§ **Passage shown**:
Yes, there have been smaller version issued over the years, but unless you are a true Fifty Fathoms scholar you will go cross-eyed trying to make sense of them, and each and every time Blancpain comes out with a contemporarily-sized offering, such as the very popular Hodinkee collaboration from several years ago, it is a limited edition.
Blancpain is now celebrating the 70th anniversary of the introduction of the Fifty Fathoms. This should be the perfect chance to introduce a smaller version of the mainline watch, but no, instead we get dive watches like the Tech Gombessa that are technically quite cool, I suppose, but there is no way that these will be enough to turn Blancpain around.
If I were CEO…
Hold that thought, because I’m not the CEO, but you know who is?
Marc Fricking Hayek.
Yes, the CEO of Blancpain is the grand-son of the founder of the Swatch Group and the nephew of the current CEO of the Swatch Group.
This guy has a pedigree that should have him running circles around Jean Claude Biver, and yet it’s 2023 and the Fifty Fathoms you can walk into a boutique today and buy is still 45 mm.
I just don’t understand what’s going on.
Maybe I’m simply impatient and Blancpain will unveil the Fifty Fathoms the world wants at the end of the year, the final flourish on a birthday cake one year in the making.

§ **The data**:
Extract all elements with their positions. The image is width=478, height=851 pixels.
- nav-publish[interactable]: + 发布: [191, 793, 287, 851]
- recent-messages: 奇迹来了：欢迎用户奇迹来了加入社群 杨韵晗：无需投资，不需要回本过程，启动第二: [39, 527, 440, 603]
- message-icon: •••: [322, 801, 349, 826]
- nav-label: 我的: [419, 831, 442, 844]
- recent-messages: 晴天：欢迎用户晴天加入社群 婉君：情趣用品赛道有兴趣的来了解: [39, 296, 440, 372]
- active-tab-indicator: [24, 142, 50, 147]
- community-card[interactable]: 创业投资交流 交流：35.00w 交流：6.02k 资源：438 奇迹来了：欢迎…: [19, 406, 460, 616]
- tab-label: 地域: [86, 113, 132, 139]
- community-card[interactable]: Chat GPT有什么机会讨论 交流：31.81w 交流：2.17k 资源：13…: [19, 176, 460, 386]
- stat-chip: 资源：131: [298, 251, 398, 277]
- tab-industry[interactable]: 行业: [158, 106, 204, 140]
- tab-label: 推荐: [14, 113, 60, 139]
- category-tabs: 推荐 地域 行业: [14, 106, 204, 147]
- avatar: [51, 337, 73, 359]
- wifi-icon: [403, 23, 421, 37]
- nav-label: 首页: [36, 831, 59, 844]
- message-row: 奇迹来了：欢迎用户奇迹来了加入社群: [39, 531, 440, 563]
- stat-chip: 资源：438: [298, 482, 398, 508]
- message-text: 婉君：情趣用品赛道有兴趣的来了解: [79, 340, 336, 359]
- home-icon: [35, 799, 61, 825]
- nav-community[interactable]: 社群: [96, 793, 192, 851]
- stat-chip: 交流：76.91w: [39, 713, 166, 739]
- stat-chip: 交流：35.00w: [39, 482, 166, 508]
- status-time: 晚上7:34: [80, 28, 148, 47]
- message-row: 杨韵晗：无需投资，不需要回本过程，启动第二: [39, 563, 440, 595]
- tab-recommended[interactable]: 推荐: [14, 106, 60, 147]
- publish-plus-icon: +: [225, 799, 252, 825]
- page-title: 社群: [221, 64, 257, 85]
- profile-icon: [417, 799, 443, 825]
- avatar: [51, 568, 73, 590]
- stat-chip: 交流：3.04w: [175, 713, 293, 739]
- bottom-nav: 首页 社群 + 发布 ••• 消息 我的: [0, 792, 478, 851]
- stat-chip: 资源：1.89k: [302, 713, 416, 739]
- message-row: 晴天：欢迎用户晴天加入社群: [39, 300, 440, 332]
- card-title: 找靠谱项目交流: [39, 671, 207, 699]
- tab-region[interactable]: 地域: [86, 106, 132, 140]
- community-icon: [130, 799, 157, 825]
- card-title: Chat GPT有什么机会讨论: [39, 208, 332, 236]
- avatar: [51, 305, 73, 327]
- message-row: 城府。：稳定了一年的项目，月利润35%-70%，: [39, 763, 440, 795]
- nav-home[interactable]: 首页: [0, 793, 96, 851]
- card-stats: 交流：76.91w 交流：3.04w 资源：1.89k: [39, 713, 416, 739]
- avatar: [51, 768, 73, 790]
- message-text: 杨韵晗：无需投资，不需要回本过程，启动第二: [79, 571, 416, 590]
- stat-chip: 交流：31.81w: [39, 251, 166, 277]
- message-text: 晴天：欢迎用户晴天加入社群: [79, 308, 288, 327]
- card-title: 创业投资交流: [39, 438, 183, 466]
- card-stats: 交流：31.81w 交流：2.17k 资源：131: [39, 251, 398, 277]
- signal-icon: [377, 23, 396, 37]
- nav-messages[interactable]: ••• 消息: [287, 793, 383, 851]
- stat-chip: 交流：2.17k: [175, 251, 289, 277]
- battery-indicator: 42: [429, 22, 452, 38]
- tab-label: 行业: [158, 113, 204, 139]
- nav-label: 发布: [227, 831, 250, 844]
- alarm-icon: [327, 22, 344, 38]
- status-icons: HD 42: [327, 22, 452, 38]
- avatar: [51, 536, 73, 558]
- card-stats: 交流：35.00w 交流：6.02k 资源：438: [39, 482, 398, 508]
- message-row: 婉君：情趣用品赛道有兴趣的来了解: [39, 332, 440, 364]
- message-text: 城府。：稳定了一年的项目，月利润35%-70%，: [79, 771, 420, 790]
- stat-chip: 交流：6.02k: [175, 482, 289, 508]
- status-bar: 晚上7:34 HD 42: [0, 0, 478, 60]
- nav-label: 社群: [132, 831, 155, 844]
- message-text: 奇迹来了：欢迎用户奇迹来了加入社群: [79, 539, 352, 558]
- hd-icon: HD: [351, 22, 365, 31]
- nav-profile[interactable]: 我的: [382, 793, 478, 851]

§ **Explore the material**:
1. In the passage on Blancpain's Fifty Fathoms, what anniversary is Blancpain now celebrating?
2. Do these statements agree with the passage on Blancpain's Fifty Fathoms? For each one, answer yes or no and quote the deciding words.
(a) The Fifty Fathoms that can be bought in a boutique in 2023 is 45 mm.
(b) The Hodinkee collaboration was a regular, non-limited model.
(c) Blancpain's CEO is the son of the founder of the Swatch Group.
3. Continue the passage on Blancpain's Fifty Fathoms from its last sentence.

§ **Answers for each item**:
1. The 70th anniversary of the introduction of the Fifty Fathoms.

2.
(a) Yes: "the Fifty Fathoms you can walk into a boutique today and buy is still 45 mm."
(b) No: "such as the very popular Hodinkee collaboration from several years ago, it is a limited edition."
(c) No: "the CEO of Blancpain is the grand-son of the founder of the Swatch Group."

3.
Perhaps I’m looking at this wrong, and the goal for the Blancpain x Swatch launch, and every subsequent Swatch collab, is actually to drive traffic to Swatch boutiques. After all, again according to Hodinkee, as of January 2023, Swatch sold 1 million MoonSwatches, and surely more than a few consumers walked in for those and ended up walking out with a couple of other Swatch watches, perhaps gifts for budding watch lovers in their friends and family circles.
Or, maybe Blancpain is just meant to be the sandbox where a few people get to play around, not really meant to do much but satisfy their own whims as opposed to actually selling watches.
But really, I cannot understand how the Swatch Group, a publicly traded company which owns Omega, would allow that, rather than trying to create another cash cow like the maker of the Moonwatch.
Put another way, even if driving traffic to Swatch boutiques were the actual goal, I can’t imagine the Swatch Group wouldn’t want to double-dip by also building the foundation of the brand contributing its heritage to the projects.
Anyways, if I were CEO, I’d make it priority one to normalize the Fifty Fathoms, then market the hell out of it, perhaps handing out a few models here and there to some key influencers.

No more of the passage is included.